Aim:
Look through the listing for the word "size". Copy each line that has it.

Stored records:
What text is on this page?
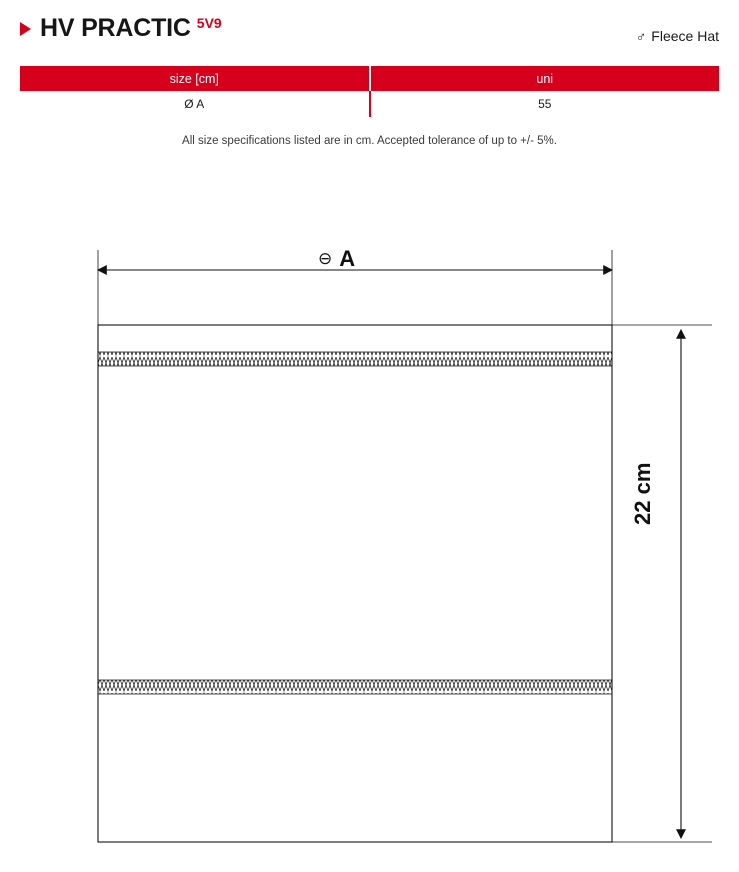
HV PRACTIC 5V9
♂ Fleece Hat
size [cm]	uni
Ø A	55
All size specifications listed are in cm. Accepted tolerance of up to +/- 5%.
⊖ A
22 cm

Exercise response:
size [cm]	uni
All size specifications listed are in cm. Accepted tolerance of up to +/- 5%.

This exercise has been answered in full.